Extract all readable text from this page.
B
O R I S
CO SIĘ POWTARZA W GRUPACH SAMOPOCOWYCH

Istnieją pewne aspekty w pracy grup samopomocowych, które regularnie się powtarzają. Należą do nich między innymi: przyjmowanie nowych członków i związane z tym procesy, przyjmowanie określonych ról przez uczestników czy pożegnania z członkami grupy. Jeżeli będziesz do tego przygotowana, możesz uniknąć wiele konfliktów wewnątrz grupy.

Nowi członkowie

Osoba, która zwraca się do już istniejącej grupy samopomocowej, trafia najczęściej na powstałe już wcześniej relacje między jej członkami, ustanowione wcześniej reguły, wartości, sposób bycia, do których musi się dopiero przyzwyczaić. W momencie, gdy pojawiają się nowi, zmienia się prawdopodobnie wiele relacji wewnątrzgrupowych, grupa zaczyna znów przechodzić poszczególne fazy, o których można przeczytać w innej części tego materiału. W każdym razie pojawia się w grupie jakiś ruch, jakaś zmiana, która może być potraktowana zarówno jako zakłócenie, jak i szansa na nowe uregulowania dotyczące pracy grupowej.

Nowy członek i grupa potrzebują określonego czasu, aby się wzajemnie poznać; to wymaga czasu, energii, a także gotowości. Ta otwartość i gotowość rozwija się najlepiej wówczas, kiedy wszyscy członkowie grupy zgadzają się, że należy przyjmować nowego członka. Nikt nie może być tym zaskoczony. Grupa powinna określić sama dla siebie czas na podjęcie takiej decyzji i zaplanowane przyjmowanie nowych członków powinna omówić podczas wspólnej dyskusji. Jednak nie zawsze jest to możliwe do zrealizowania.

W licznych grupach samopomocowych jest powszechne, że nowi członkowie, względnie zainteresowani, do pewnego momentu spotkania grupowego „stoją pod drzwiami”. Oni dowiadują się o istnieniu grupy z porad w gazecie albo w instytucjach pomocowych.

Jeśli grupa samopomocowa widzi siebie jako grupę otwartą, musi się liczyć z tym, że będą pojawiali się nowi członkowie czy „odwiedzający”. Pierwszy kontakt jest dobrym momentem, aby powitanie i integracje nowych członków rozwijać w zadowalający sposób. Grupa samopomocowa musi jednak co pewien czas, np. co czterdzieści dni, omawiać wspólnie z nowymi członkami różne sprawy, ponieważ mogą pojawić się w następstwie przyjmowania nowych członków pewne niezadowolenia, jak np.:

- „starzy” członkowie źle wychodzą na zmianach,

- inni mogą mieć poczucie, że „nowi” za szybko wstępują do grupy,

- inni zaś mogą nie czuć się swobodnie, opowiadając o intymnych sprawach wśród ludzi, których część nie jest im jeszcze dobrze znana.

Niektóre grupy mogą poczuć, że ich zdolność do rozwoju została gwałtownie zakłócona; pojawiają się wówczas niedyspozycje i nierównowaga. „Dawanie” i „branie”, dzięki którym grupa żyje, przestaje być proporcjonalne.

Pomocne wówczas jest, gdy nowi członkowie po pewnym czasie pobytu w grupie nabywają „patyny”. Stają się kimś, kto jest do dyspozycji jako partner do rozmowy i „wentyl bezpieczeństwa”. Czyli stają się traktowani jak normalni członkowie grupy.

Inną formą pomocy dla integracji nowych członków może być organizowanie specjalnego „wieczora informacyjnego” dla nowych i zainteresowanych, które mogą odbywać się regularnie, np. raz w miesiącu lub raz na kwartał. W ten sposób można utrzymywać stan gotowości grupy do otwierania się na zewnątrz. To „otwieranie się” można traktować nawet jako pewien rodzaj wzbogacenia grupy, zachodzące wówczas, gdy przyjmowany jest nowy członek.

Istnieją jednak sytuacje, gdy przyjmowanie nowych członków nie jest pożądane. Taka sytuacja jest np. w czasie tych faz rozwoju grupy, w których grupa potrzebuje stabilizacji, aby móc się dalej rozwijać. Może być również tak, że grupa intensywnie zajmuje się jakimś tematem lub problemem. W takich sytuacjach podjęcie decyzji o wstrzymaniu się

-=-=-=-=-

AIM |
Return the material in full, exactly as shown.

REPLY |
Extract all readable text from this page.
B
O R I S
CO SIĘ POWTARZA W GRUPACH SAMOPOCOWYCH

Istnieją pewne aspekty w pracy grup samopomocowych, które regularnie się powtarzają. Należą do nich między innymi: przyjmowanie nowych członków i związane z tym procesy, przyjmowanie określonych ról przez uczestników czy pożegnania z członkami grupy. Jeżeli będziesz do tego przygotowana, możesz uniknąć wiele konfliktów wewnątrz grupy.

Nowi członkowie

Osoba, która zwraca się do już istniejącej grupy samopomocowej, trafia najczęściej na powstałe już wcześniej relacje między jej członkami, ustanowione wcześniej reguły, wartości, sposób bycia, do których musi się dopiero przyzwyczaić. W momencie, gdy pojawiają się nowi, zmienia się prawdopodobnie wiele relacji wewnątrzgrupowych, grupa zaczyna znów przechodzić poszczególne fazy, o których można przeczytać w innej części tego materiału. W każdym razie pojawia się w grupie jakiś ruch, jakaś zmiana, która może być potraktowana zarówno jako zakłócenie, jak i szansa na nowe uregulowania dotyczące pracy grupowej.

Nowy członek i grupa potrzebują określonego czasu, aby się wzajemnie poznać; to wymaga czasu, energii, a także gotowości. Ta otwartość i gotowość rozwija się najlepiej wówczas, kiedy wszyscy członkowie grupy zgadzają się, że należy przyjmować nowego członka. Nikt nie może być tym zaskoczony. Grupa powinna określić sama dla siebie czas na podjęcie takiej decyzji i zaplanowane przyjmowanie nowych członków powinna omówić podczas wspólnej dyskusji. Jednak nie zawsze jest to możliwe do zrealizowania.

W licznych grupach samopomocowych jest powszechne, że nowi członkowie, względnie zainteresowani, do pewnego momentu spotkania grupowego „stoją pod drzwiami”. Oni dowiadują się o istnieniu grupy z porad w gazecie albo w instytucjach pomocowych.

Jeśli grupa samopomocowa widzi siebie jako grupę otwartą, musi się liczyć z tym, że będą pojawiali się nowi członkowie czy „odwiedzający”. Pierwszy kontakt jest dobrym momentem, aby powitanie i integracje nowych członków rozwijać w zadowalający sposób. Grupa samopomocowa musi jednak co pewien czas, np. co czterdzieści dni, omawiać wspólnie z nowymi członkami różne sprawy, ponieważ mogą pojawić się w następstwie przyjmowania nowych członków pewne niezadowolenia, jak np.:

- „starzy” członkowie źle wychodzą na zmianach,

- inni mogą mieć poczucie, że „nowi” za szybko wstępują do grupy,

- inni zaś mogą nie czuć się swobodnie, opowiadając o intymnych sprawach wśród ludzi, których część nie jest im jeszcze dobrze znana.

Niektóre grupy mogą poczuć, że ich zdolność do rozwoju została gwałtownie zakłócona; pojawiają się wówczas niedyspozycje i nierównowaga. „Dawanie” i „branie”, dzięki którym grupa żyje, przestaje być proporcjonalne.

Pomocne wówczas jest, gdy nowi członkowie po pewnym czasie pobytu w grupie nabywają „patyny”. Stają się kimś, kto jest do dyspozycji jako partner do rozmowy i „wentyl bezpieczeństwa”. Czyli stają się traktowani jak normalni członkowie grupy.

Inną formą pomocy dla integracji nowych członków może być organizowanie specjalnego „wieczora informacyjnego” dla nowych i zainteresowanych, które mogą odbywać się regularnie, np. raz w miesiącu lub raz na kwartał. W ten sposób można utrzymywać stan gotowości grupy do otwierania się na zewnątrz. To „otwieranie się” można traktować nawet jako pewien rodzaj wzbogacenia grupy, zachodzące wówczas, gdy przyjmowany jest nowy członek.

Istnieją jednak sytuacje, gdy przyjmowanie nowych członków nie jest pożądane. Taka sytuacja jest np. w czasie tych faz rozwoju grupy, w których grupa potrzebuje stabilizacji, aby móc się dalej rozwijać. Może być również tak, że grupa intensywnie zajmuje się jakimś tematem lub problemem. W takich sytuacjach podjęcie decyzji o wstrzymaniu się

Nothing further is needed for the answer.